Exercise details =
Out of the lines below, please list those that hold the string "this".
**** Listed entries ****
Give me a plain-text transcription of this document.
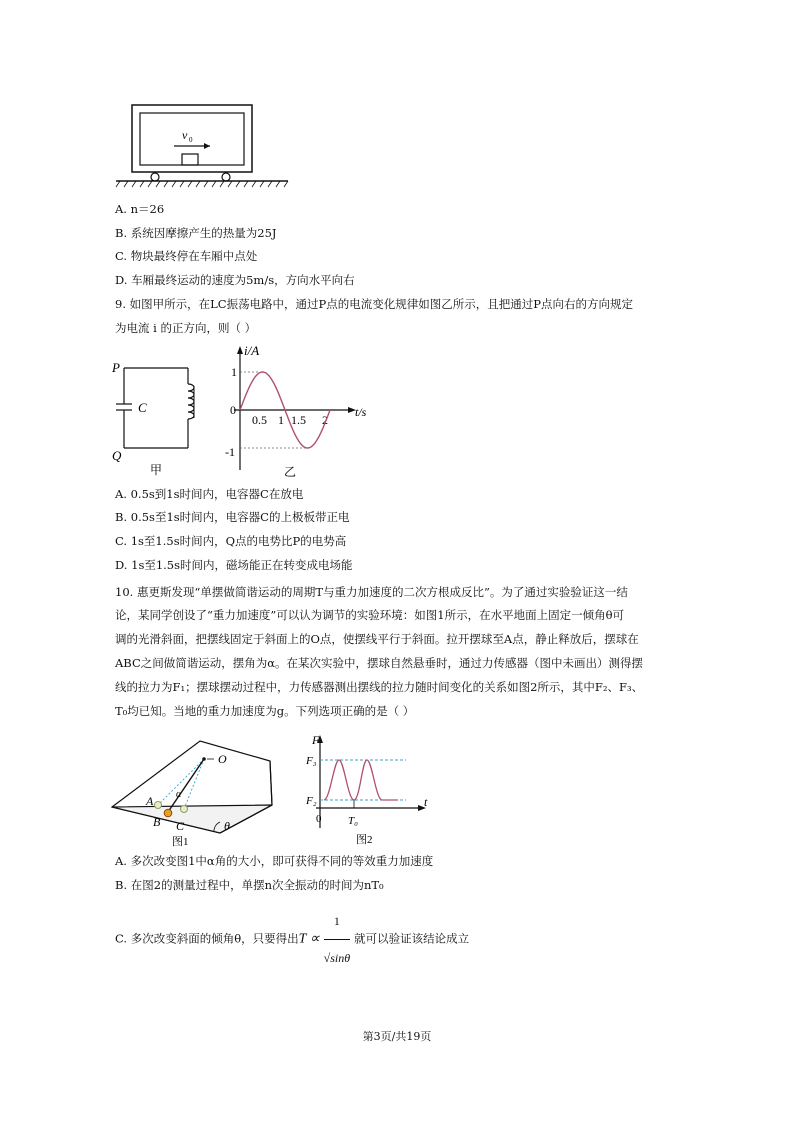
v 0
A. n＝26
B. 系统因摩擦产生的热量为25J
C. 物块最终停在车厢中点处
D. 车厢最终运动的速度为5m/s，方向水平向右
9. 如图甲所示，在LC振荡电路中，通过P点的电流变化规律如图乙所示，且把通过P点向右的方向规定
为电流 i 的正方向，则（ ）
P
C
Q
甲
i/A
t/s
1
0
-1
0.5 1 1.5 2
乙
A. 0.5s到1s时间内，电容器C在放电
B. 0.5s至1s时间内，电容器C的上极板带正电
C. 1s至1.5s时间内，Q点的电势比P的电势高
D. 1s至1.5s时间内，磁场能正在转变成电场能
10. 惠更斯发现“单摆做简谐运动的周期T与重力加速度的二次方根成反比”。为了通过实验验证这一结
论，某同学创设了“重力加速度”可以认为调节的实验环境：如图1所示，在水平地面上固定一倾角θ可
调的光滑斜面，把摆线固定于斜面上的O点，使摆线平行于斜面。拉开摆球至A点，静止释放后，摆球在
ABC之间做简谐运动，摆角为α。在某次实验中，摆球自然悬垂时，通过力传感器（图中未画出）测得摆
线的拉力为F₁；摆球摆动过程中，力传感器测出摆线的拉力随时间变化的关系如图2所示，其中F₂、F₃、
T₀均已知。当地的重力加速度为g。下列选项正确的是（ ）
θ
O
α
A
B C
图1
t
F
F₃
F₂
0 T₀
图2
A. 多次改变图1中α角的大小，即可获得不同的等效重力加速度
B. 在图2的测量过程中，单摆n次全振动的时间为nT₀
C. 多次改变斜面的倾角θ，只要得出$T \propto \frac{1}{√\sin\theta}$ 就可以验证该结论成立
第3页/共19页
****
**** Listed entries ****
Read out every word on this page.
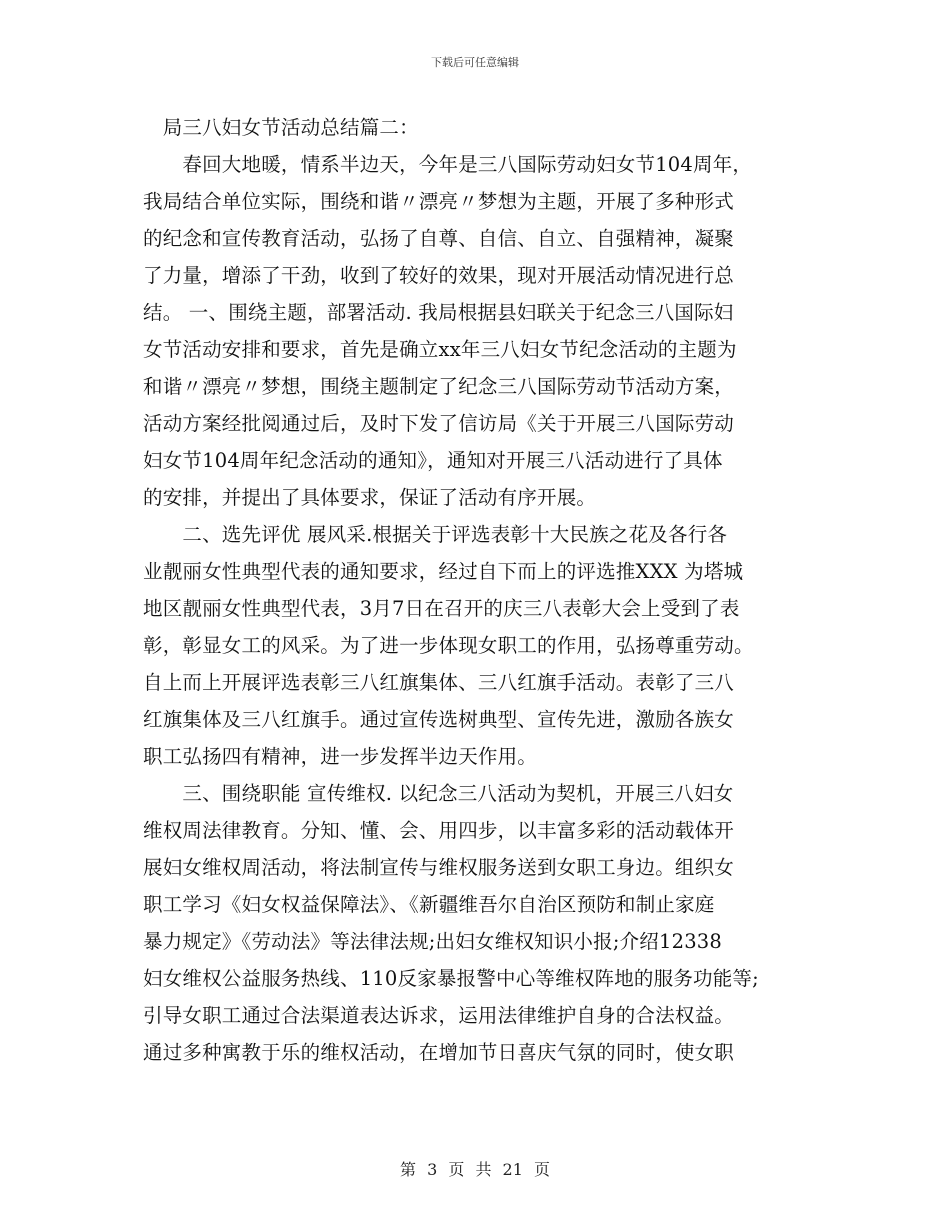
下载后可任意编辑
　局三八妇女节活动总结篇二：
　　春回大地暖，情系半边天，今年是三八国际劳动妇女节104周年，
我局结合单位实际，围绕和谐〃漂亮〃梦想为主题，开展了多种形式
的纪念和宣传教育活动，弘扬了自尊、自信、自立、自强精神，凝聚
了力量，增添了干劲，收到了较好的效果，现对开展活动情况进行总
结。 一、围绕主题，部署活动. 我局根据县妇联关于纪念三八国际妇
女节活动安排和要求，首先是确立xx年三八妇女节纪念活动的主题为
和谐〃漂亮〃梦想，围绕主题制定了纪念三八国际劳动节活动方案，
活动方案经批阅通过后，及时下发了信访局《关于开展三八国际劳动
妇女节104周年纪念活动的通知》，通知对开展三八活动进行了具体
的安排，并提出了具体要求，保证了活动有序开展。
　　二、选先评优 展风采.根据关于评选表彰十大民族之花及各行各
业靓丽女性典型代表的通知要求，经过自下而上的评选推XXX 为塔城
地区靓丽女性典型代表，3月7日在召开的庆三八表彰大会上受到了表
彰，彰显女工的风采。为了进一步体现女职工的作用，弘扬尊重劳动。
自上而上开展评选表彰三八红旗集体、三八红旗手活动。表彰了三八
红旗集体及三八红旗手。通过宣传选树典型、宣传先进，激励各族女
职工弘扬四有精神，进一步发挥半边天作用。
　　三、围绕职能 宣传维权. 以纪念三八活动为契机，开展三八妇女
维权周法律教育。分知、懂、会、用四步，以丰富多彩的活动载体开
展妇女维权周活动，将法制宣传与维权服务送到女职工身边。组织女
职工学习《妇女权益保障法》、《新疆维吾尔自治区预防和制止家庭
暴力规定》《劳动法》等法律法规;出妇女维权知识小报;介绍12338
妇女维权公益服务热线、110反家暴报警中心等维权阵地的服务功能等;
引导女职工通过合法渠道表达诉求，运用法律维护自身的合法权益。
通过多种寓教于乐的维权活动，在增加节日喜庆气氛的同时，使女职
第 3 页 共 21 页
****
Solution to the exercise =
Give me a plain-text transcription of this document.
Read out every word on this page.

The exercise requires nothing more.